▶ **Records to process**:
>> BEGIN

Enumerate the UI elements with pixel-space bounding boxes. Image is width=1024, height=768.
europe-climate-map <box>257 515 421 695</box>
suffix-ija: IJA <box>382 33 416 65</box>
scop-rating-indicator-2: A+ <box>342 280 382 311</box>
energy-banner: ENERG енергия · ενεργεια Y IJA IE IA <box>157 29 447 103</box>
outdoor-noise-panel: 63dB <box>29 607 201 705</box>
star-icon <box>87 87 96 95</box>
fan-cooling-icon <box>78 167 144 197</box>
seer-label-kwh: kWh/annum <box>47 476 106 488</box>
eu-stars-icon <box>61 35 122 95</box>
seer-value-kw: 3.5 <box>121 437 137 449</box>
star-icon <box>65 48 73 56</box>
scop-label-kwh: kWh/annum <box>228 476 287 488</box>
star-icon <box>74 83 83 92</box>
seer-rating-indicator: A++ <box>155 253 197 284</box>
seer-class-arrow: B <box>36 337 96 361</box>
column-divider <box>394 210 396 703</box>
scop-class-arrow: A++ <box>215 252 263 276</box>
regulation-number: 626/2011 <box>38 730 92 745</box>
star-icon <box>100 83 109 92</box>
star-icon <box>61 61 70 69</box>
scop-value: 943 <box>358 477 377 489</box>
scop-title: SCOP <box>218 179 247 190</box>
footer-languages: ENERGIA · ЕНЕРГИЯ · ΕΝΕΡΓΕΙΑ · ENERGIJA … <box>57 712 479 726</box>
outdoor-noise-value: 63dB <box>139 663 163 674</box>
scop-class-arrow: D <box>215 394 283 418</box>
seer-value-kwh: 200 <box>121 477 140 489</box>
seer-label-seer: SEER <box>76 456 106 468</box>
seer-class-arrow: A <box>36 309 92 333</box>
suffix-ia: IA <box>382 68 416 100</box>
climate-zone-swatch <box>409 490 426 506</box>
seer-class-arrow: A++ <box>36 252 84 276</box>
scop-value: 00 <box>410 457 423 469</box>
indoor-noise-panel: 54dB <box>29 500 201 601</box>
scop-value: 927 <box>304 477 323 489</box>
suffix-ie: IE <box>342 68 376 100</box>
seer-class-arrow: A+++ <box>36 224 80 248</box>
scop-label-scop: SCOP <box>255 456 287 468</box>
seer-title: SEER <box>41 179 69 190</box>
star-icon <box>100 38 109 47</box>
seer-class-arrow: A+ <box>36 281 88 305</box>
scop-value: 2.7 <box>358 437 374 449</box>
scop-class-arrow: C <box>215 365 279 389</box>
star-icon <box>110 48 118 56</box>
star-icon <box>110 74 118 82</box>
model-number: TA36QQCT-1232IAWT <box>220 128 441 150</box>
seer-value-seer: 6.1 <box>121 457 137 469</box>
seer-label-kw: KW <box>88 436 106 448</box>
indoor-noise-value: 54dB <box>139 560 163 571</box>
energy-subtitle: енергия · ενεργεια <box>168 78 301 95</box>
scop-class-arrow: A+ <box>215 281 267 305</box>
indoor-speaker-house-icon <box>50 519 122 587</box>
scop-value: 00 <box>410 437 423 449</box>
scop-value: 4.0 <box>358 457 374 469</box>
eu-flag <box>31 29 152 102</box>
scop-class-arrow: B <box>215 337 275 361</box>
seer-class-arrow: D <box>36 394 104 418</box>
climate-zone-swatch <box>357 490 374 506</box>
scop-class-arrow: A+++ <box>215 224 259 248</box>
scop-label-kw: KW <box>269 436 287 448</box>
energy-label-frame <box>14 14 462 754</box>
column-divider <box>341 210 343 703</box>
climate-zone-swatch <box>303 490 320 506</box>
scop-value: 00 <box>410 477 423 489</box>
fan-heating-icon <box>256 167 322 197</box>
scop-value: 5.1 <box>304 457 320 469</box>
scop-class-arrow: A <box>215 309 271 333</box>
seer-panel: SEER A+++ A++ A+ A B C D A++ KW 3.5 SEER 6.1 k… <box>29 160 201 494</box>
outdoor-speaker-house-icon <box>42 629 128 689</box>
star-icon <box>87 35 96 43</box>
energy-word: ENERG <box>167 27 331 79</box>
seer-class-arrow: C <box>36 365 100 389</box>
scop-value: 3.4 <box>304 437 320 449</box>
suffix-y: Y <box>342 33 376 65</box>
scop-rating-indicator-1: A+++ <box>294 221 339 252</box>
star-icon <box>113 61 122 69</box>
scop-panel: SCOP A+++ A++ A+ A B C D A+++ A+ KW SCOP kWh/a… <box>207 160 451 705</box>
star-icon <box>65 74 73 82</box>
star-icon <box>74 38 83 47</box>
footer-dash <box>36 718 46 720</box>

>> END

Would you copy out all of the material above, line for line, with nothing changed?

Enumerate the UI elements with pixel-space bounding boxes. Image is width=1024, height=768.
europe-climate-map <box>257 515 421 695</box>
suffix-ija: IJA <box>382 33 416 65</box>
scop-rating-indicator-2: A+ <box>342 280 382 311</box>
energy-banner: ENERG енергия · ενεργεια Y IJA IE IA <box>157 29 447 103</box>
outdoor-noise-panel: 63dB <box>29 607 201 705</box>
star-icon <box>87 87 96 95</box>
fan-cooling-icon <box>78 167 144 197</box>
seer-label-kwh: kWh/annum <box>47 476 106 488</box>
eu-stars-icon <box>61 35 122 95</box>
seer-value-kw: 3.5 <box>121 437 137 449</box>
star-icon <box>65 48 73 56</box>
scop-label-kwh: kWh/annum <box>228 476 287 488</box>
star-icon <box>74 83 83 92</box>
seer-rating-indicator: A++ <box>155 253 197 284</box>
seer-class-arrow: B <box>36 337 96 361</box>
column-divider <box>394 210 396 703</box>
scop-class-arrow: A++ <box>215 252 263 276</box>
regulation-number: 626/2011 <box>38 730 92 745</box>
star-icon <box>100 83 109 92</box>
star-icon <box>61 61 70 69</box>
scop-value: 943 <box>358 477 377 489</box>
scop-title: SCOP <box>218 179 247 190</box>
footer-languages: ENERGIA · ЕНЕРГИЯ · ΕΝΕΡΓΕΙΑ · ENERGIJA … <box>57 712 479 726</box>
outdoor-noise-value: 63dB <box>139 663 163 674</box>
scop-class-arrow: D <box>215 394 283 418</box>
seer-value-kwh: 200 <box>121 477 140 489</box>
seer-label-seer: SEER <box>76 456 106 468</box>
seer-class-arrow: A <box>36 309 92 333</box>
suffix-ia: IA <box>382 68 416 100</box>
climate-zone-swatch <box>409 490 426 506</box>
seer-class-arrow: A++ <box>36 252 84 276</box>
scop-value: 00 <box>410 457 423 469</box>
indoor-noise-panel: 54dB <box>29 500 201 601</box>
scop-value: 927 <box>304 477 323 489</box>
suffix-ie: IE <box>342 68 376 100</box>
seer-class-arrow: A+++ <box>36 224 80 248</box>
scop-label-scop: SCOP <box>255 456 287 468</box>
seer-title: SEER <box>41 179 69 190</box>
star-icon <box>100 38 109 47</box>
seer-class-arrow: A+ <box>36 281 88 305</box>
scop-value: 2.7 <box>358 437 374 449</box>
scop-class-arrow: C <box>215 365 279 389</box>
star-icon <box>110 48 118 56</box>
star-icon <box>110 74 118 82</box>
model-number: TA36QQCT-1232IAWT <box>220 128 441 150</box>
seer-value-seer: 6.1 <box>121 457 137 469</box>
seer-label-kw: KW <box>88 436 106 448</box>
indoor-noise-value: 54dB <box>139 560 163 571</box>
energy-subtitle: енергия · ενεργεια <box>168 78 301 95</box>
scop-class-arrow: A+ <box>215 281 267 305</box>
indoor-speaker-house-icon <box>50 519 122 587</box>
scop-value: 00 <box>410 437 423 449</box>
scop-value: 4.0 <box>358 457 374 469</box>
eu-flag <box>31 29 152 102</box>
scop-class-arrow: B <box>215 337 275 361</box>
seer-class-arrow: D <box>36 394 104 418</box>
climate-zone-swatch <box>357 490 374 506</box>
scop-class-arrow: A+++ <box>215 224 259 248</box>
scop-label-kw: KW <box>269 436 287 448</box>
energy-label-frame <box>14 14 462 754</box>
column-divider <box>341 210 343 703</box>
climate-zone-swatch <box>303 490 320 506</box>
scop-value: 00 <box>410 477 423 489</box>
fan-heating-icon <box>256 167 322 197</box>
scop-value: 5.1 <box>304 457 320 469</box>
scop-class-arrow: A <box>215 309 271 333</box>
seer-panel: SEER A+++ A++ A+ A B C D A++ KW 3.5 SEER 6.1 k… <box>29 160 201 494</box>
outdoor-speaker-house-icon <box>42 629 128 689</box>
star-icon <box>87 35 96 43</box>
energy-word: ENERG <box>167 27 331 79</box>
seer-class-arrow: C <box>36 365 100 389</box>
scop-value: 3.4 <box>304 437 320 449</box>
suffix-y: Y <box>342 33 376 65</box>
scop-rating-indicator-1: A+++ <box>294 221 339 252</box>
star-icon <box>113 61 122 69</box>
scop-panel: SCOP A+++ A++ A+ A B C D A+++ A+ KW SCOP kWh/a… <box>207 160 451 705</box>
star-icon <box>65 74 73 82</box>
star-icon <box>74 38 83 47</box>
footer-dash <box>36 718 46 720</box>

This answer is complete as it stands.